Extract the text of each entry below exactly, leaving every image behind.

** START TASK INPUT **

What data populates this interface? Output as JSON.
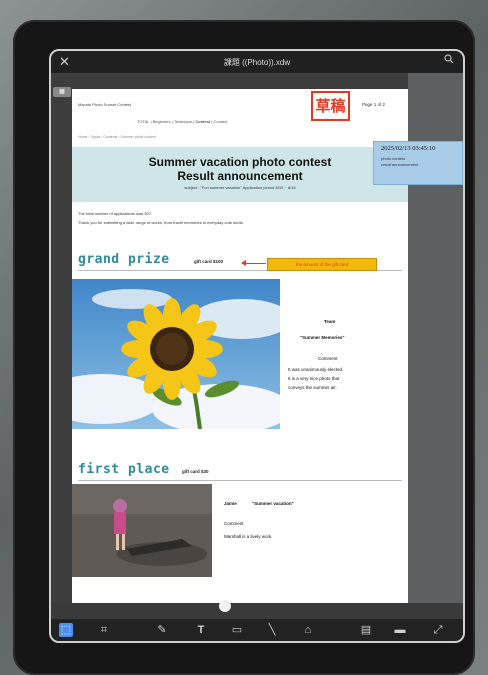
{
  "window": {
    "title": "課題 ((Photo)).xdw"
  },
  "sidebar_tab": "",
  "doc": {
    "header_small": "Macato Photo Sunset Contest",
    "stamp_text": "草稿",
    "page_indicator": "Page 1 of 2",
    "nav": [
      "TOTAL",
      "Beginners",
      "Technique",
      "Contest",
      "Contact"
    ],
    "breadcrumb": "Home › Topics › Contents › Summer photo contest",
    "title_line1": "Summer vacation photo contest",
    "title_line2": "Result announcement",
    "subtitle": "subject : \"Fun summer vacation\" Application period 8/10 ~ 8/15",
    "intro1": "The total number of applications was 307.",
    "intro2": "Thank you for submitting a wide range of works, from travel memories to everyday cute shots.",
    "grand_prize": {
      "heading": "grand prize",
      "gift": "gift card $100",
      "callout": "the amount of the gift card",
      "winner": "Team",
      "work": "\"Summer Memories\"",
      "comment_label": "Comment",
      "comment": [
        "It was unanimously elected.",
        "It is a very nice photo that",
        "conveys the summer air."
      ]
    },
    "first_place": {
      "heading": "first place",
      "gift": "gift card $30",
      "winner": "Jamie",
      "work": "\"Summer vacation\"",
      "comment_label": "Comment",
      "comment": "Marshall is a lively work."
    }
  },
  "annotation": {
    "timestamp": "2025/02/13 03:45:10",
    "line1": "photo contest",
    "line2": "result announcement"
  },
  "colors": {
    "accent": "#2e8b9a",
    "stamp": "#e23a22",
    "callout": "#f1b90b",
    "banner": "#cfe6e8",
    "annotation": "#a9cde8"
  },
  "toolbar": {
    "tools": [
      "select-tool",
      "crop-tool",
      "pen-tool",
      "text-tool",
      "rectangle-tool",
      "line-tool",
      "stamp-tool",
      "page-tool",
      "fill-tool",
      "expand-tool"
    ]
  }
}
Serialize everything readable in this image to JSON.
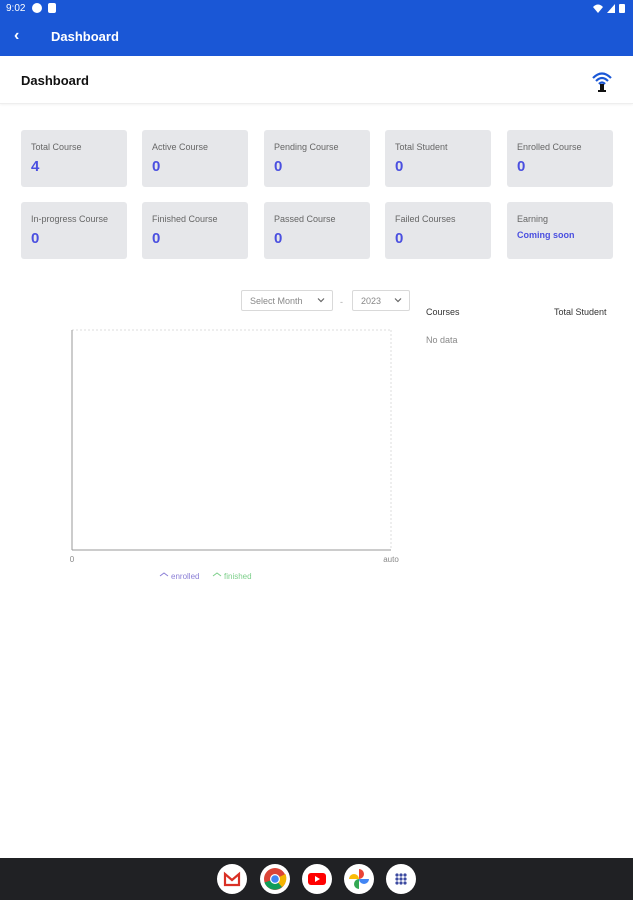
{
  "status_bar": {
    "time": "9:02"
  },
  "app_bar": {
    "back": "‹",
    "title": "Dashboard"
  },
  "header": {
    "title": "Dashboard"
  },
  "stats": [
    {
      "label": "Total Course",
      "value": "4"
    },
    {
      "label": "Active Course",
      "value": "0"
    },
    {
      "label": "Pending Course",
      "value": "0"
    },
    {
      "label": "Total Student",
      "value": "0"
    },
    {
      "label": "Enrolled Course",
      "value": "0"
    },
    {
      "label": "In-progress Course",
      "value": "0"
    },
    {
      "label": "Finished Course",
      "value": "0"
    },
    {
      "label": "Passed Course",
      "value": "0"
    },
    {
      "label": "Failed Courses",
      "value": "0"
    },
    {
      "label": "Earning",
      "value": "Coming soon"
    }
  ],
  "filters": {
    "month_placeholder": "Select Month",
    "separator": "-",
    "year_value": "2023"
  },
  "chart_data": {
    "type": "line",
    "x": [],
    "series": [
      {
        "name": "enrolled",
        "values": []
      },
      {
        "name": "finished",
        "values": []
      }
    ],
    "x_tick_labels": [
      "0",
      "auto"
    ],
    "legend_placement": "bottom",
    "colors": {
      "enrolled": "#8b7fd6",
      "finished": "#7ccf8a"
    }
  },
  "table": {
    "headers": [
      "Courses",
      "Total Student"
    ],
    "empty_text": "No data"
  },
  "dock": {
    "apps": [
      "gmail-icon",
      "chrome-icon",
      "youtube-icon",
      "photos-icon",
      "app-drawer-icon"
    ]
  },
  "theme": {
    "primary": "#1a57d6",
    "accent": "#4a4fe0",
    "card_bg": "#e6e7ea"
  }
}
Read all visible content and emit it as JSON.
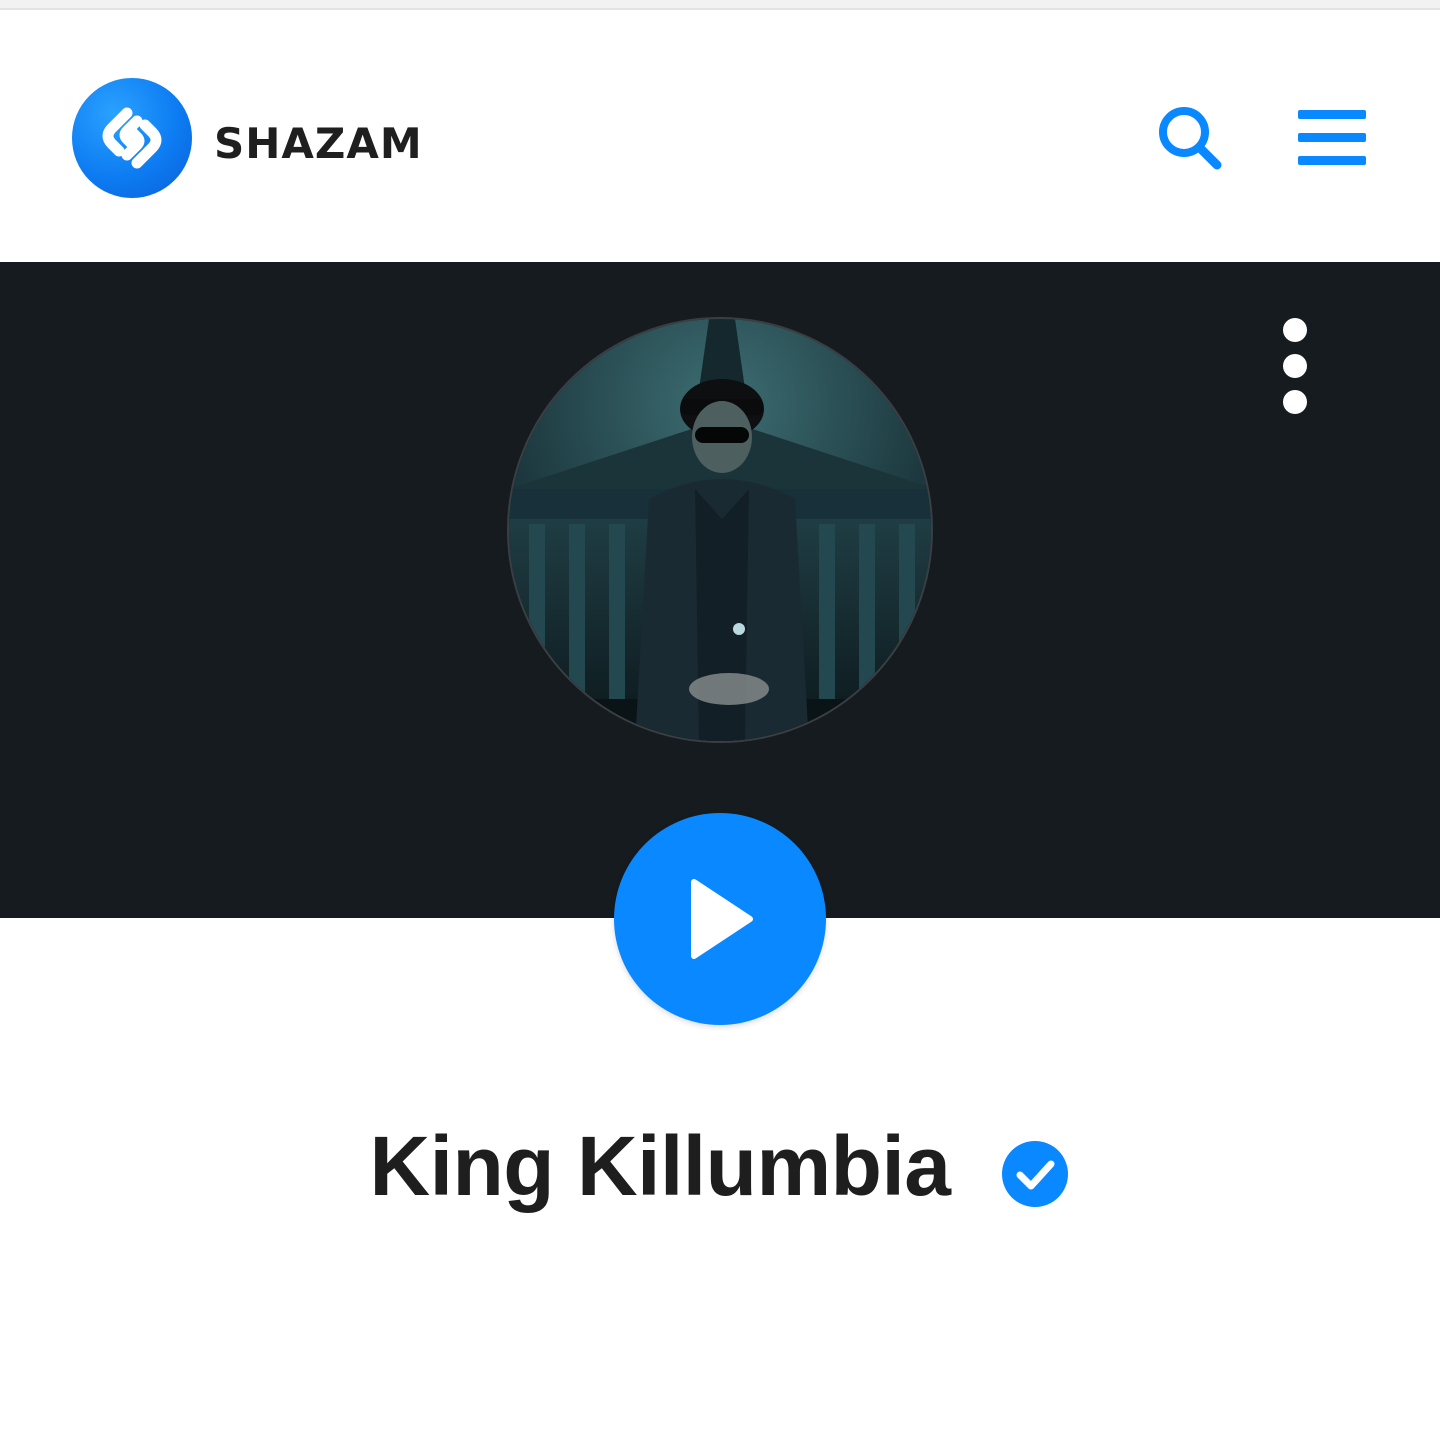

** END TASK INPUT **

§ RESPONSE:
What data populates this interface? Output as JSON.
{
  "window": {
    "title": "課題 ((Photo)).xdw"
  },
  "sidebar_tab": "",
  "doc": {
    "header_small": "Macato Photo Sunset Contest",
    "stamp_text": "草稿",
    "page_indicator": "Page 1 of 2",
    "nav": [
      "TOTAL",
      "Beginners",
      "Technique",
      "Contest",
      "Contact"
    ],
    "breadcrumb": "Home › Topics › Contents › Summer photo contest",
    "title_line1": "Summer vacation photo contest",
    "title_line2": "Result announcement",
    "subtitle": "subject : \"Fun summer vacation\" Application period 8/10 ~ 8/15",
    "intro1": "The total number of applications was 307.",
    "intro2": "Thank you for submitting a wide range of works, from travel memories to everyday cute shots.",
    "grand_prize": {
      "heading": "grand prize",
      "gift": "gift card $100",
      "callout": "the amount of the gift card",
      "winner": "Team",
      "work": "\"Summer Memories\"",
      "comment_label": "Comment",
      "comment": [
        "It was unanimously elected.",
        "It is a very nice photo that",
        "conveys the summer air."
      ]
    },
    "first_place": {
      "heading": "first place",
      "gift": "gift card $30",
      "winner": "Jamie",
      "work": "\"Summer vacation\"",
      "comment_label": "Comment",
      "comment": "Marshall is a lively work."
    }
  },
  "annotation": {
    "timestamp": "2025/02/13 03:45:10",
    "line1": "photo contest",
    "line2": "result announcement"
  },
  "colors": {
    "accent": "#2e8b9a",
    "stamp": "#e23a22",
    "callout": "#f1b90b",
    "banner": "#cfe6e8",
    "annotation": "#a9cde8"
  },
  "toolbar": {
    "tools": [
      "select-tool",
      "crop-tool",
      "pen-tool",
      "text-tool",
      "rectangle-tool",
      "line-tool",
      "stamp-tool",
      "page-tool",
      "fill-tool",
      "expand-tool"
    ]
  }
}
Serialize everything readable in this image to JSON.
{
  "status_bar": {
    "time": "9:02"
  },
  "app_bar": {
    "back": "‹",
    "title": "Dashboard"
  },
  "header": {
    "title": "Dashboard"
  },
  "stats": [
    {
      "label": "Total Course",
      "value": "4"
    },
    {
      "label": "Active Course",
      "value": "0"
    },
    {
      "label": "Pending Course",
      "value": "0"
    },
    {
      "label": "Total Student",
      "value": "0"
    },
    {
      "label": "Enrolled Course",
      "value": "0"
    },
    {
      "label": "In-progress Course",
      "value": "0"
    },
    {
      "label": "Finished Course",
      "value": "0"
    },
    {
      "label": "Passed Course",
      "value": "0"
    },
    {
      "label": "Failed Courses",
      "value": "0"
    },
    {
      "label": "Earning",
      "value": "Coming soon"
    }
  ],
  "filters": {
    "month_placeholder": "Select Month",
    "separator": "-",
    "year_value": "2023"
  },
  "chart_data": {
    "type": "line",
    "x": [],
    "series": [
      {
        "name": "enrolled",
        "values": []
      },
      {
        "name": "finished",
        "values": []
      }
    ],
    "x_tick_labels": [
      "0",
      "auto"
    ],
    "legend_placement": "bottom",
    "colors": {
      "enrolled": "#8b7fd6",
      "finished": "#7ccf8a"
    }
  },
  "table": {
    "headers": [
      "Courses",
      "Total Student"
    ],
    "empty_text": "No data"
  },
  "dock": {
    "apps": [
      "gmail-icon",
      "chrome-icon",
      "youtube-icon",
      "photos-icon",
      "app-drawer-icon"
    ]
  },
  "theme": {
    "primary": "#1a57d6",
    "accent": "#4a4fe0",
    "card_bg": "#e6e7ea"
  }
}
Read all visible content and emit it as JSON.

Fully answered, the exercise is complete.